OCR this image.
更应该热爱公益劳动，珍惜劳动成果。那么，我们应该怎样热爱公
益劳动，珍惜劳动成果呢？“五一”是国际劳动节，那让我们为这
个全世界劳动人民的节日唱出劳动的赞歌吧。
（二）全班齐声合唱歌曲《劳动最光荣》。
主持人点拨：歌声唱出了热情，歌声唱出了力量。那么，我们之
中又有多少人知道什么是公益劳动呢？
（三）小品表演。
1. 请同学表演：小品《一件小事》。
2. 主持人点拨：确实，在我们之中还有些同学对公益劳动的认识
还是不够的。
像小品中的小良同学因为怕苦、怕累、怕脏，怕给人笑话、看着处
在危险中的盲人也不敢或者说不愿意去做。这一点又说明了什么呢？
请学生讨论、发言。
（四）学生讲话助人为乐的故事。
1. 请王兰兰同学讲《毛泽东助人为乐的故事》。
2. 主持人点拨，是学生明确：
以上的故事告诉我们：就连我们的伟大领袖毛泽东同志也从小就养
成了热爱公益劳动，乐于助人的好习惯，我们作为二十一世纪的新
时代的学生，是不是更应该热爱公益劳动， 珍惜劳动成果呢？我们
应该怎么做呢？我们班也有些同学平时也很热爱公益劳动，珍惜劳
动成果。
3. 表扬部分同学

----------------------------------------

● SET PROBLEM:
In the records above, find each line that holds the word "珍惜劳动成果呢"; copy all such lines.

● FINISHED TASK:
益劳动，珍惜劳动成果呢？“五一”是国际劳动节，那让我们为这
时代的学生，是不是更应该热爱公益劳动， 珍惜劳动成果呢？我们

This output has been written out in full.